● What is required
Among the entries, which lines carry the string "personal"? Copy each of them.

— Begin —

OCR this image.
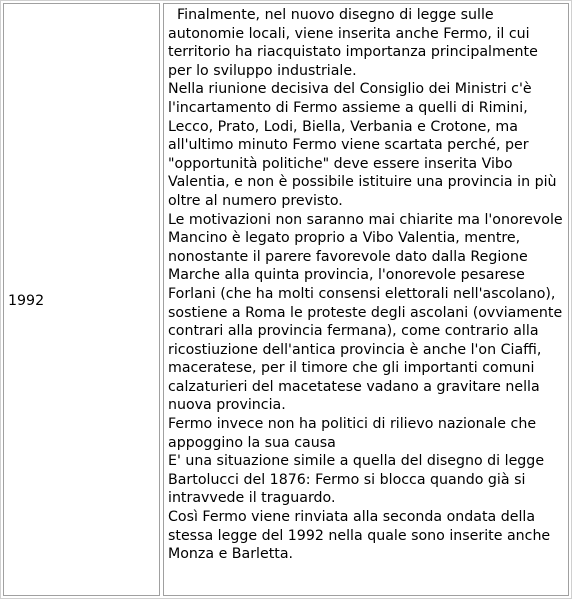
1992

Finalmente, nel nuovo disegno di legge sulle autonomie locali, viene inserita anche Fermo, il cui territorio ha riacquistato importanza principalmente per lo sviluppo industriale.

Nella riunione decisiva del Consiglio dei Ministri c'è l'incartamento di Fermo assieme a quelli di Rimini, Lecco, Prato, Lodi, Biella, Verbania e Crotone, ma all'ultimo minuto Fermo viene scartata perché, per "opportunità politiche" deve essere inserita Vibo Valentia, e non è possibile istituire una provincia in più oltre al numero previsto.

Le motivazioni non saranno mai chiarite ma l'onorevole Mancino è legato proprio a Vibo Valentia, mentre, nonostante il parere favorevole dato dalla Regione Marche alla quinta provincia, l'onorevole pesarese Forlani (che ha molti consensi elettorali nell'ascolano), sostiene a Roma le proteste degli ascolani (ovviamente contrari alla provincia fermana), come contrario alla ricostiuzione dell'antica provincia è anche l'on Ciaffi, maceratese, per il timore che gli importanti comuni calzaturieri del macetatese vadano a gravitare nella nuova provincia.

Fermo invece non ha politici di rilievo nazionale che appoggino la sua causa

E' una situazione simile a quella del disegno di legge Bartolucci del 1876: Fermo si blocca quando già si intravvede il traguardo.

Così Fermo viene rinviata alla seconda ondata della stessa legge del 1992 nella quale sono inserite anche Monza e Barletta.
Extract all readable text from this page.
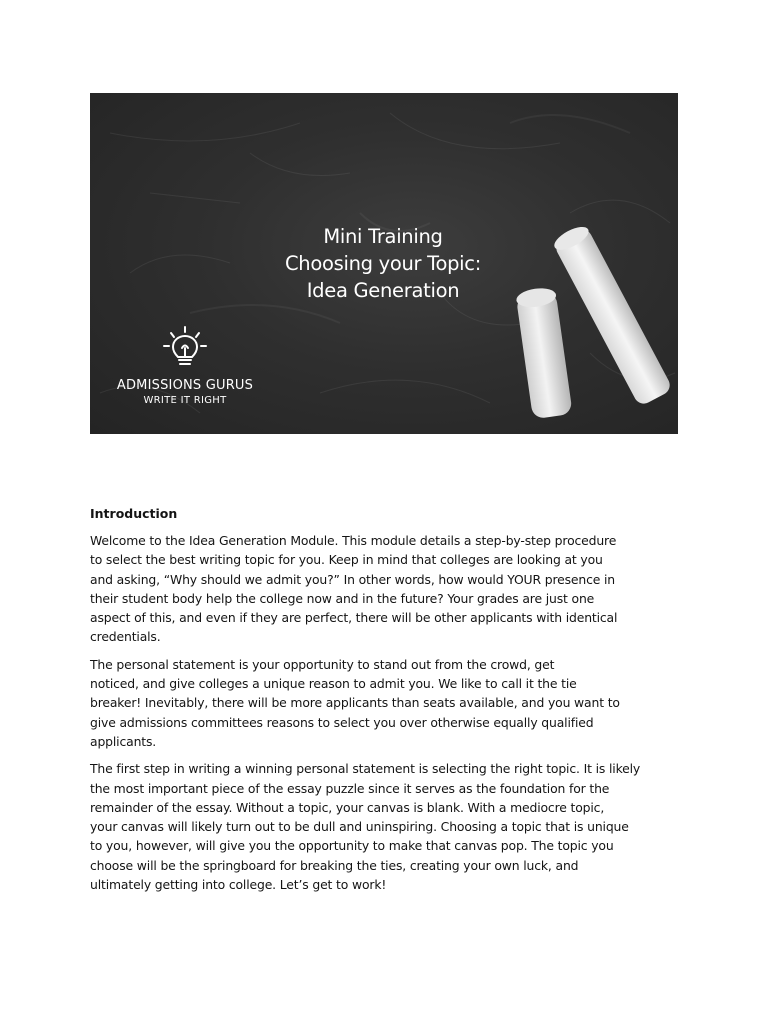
Mini Training
Choosing your Topic:
Idea Generation
ADMISSIONS GURUS
WRITE IT RIGHT
Introduction

Welcome to the Idea Generation Module. This module details a step-by-step procedure
to select the best writing topic for you. Keep in mind that colleges are looking at you
and asking, “Why should we admit you?” In other words, how would YOUR presence in
their student body help the college now and in the future? Your grades are just one
aspect of this, and even if they are perfect, there will be other applicants with identical
credentials.

The personal statement is your opportunity to stand out from the crowd, get
noticed, and give colleges a unique reason to admit you. We like to call it the tie
breaker! Inevitably, there will be more applicants than seats available, and you want to
give admissions committees reasons to select you over otherwise equally qualified
applicants.

The first step in writing a winning personal statement is selecting the right topic. It is likely
the most important piece of the essay puzzle since it serves as the foundation for the
remainder of the essay. Without a topic, your canvas is blank. With a mediocre topic,
your canvas will likely turn out to be dull and uninspiring. Choosing a topic that is unique
to you, however, will give you the opportunity to make that canvas pop. The topic you
choose will be the springboard for breaking the ties, creating your own luck, and
ultimately getting into college. Let’s get to work!
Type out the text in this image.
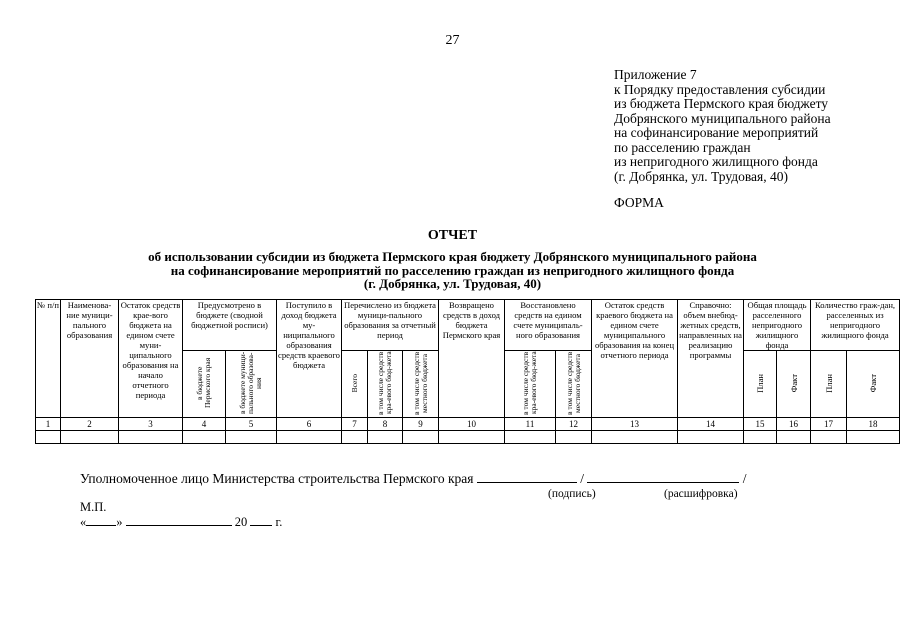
27
Приложение 7
к Порядку предоставления субсидии
из бюджета Пермского края бюджету
Добрянского муниципального района
на софинансирование мероприятий
по расселению граждан
из непригодного жилищного фонда
(г. Добрянка, ул. Трудовая, 40)
ФОРМА
ОТЧЕТ
об использовании субсидии из бюджета Пермского края бюджету Добрянского муниципального района
на софинансирование мероприятий по расселению граждан из непригодного жилищного фонда
(г. Добрянка, ул. Трудовая, 40)
№ п/п	Наименова-ние муници-пального образования	Остаток средств крае-вого бюджета на едином счете муни-ципального образования на начало отчетного периода	Предусмотрено в бюджете (сводной бюджетной росписи)		Поступило в доход бюджета му-ниципального образования средств краевого бюджета	Перечислено из бюджета муници-пального образования за отчетный период			Возвращено средств в доход бюджета Пермского края	Восстановлено средств на едином счете муниципаль-ного образования		Остаток средств краевого бюджета на едином счете муниципального образования на конец отчетного периода	Справочно: объем внебюд-жетных средств, направленных на реализацию программы	Общая площадь расселенного непригодного жилищного фонда		Количество граж-дан, расселенных из непригодного жилищного фонда	
			в бюджете Пермского края	в бюджете муници-пального образова-ния		Всего	в том числе средств кра-евого бюд-жета	в том числе средств местного бюджета		в том числе средств кра-евого бюд-жета	в том числе средств местного бюджета			План	Факт	План	Факт
1	2	3	4	5	6	7	8	9	10	11	12	13	14	15	16	17	18

Уполномоченное лицо Министерства строительства Пермского края	/	/
(подпись)	(расшифровка)
М.П.
« »	20 г.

— End —

● Solution below
The personal statement is your opportunity to stand out from the crowd, get
The first step in writing a winning personal statement is selecting the right topic. It is likely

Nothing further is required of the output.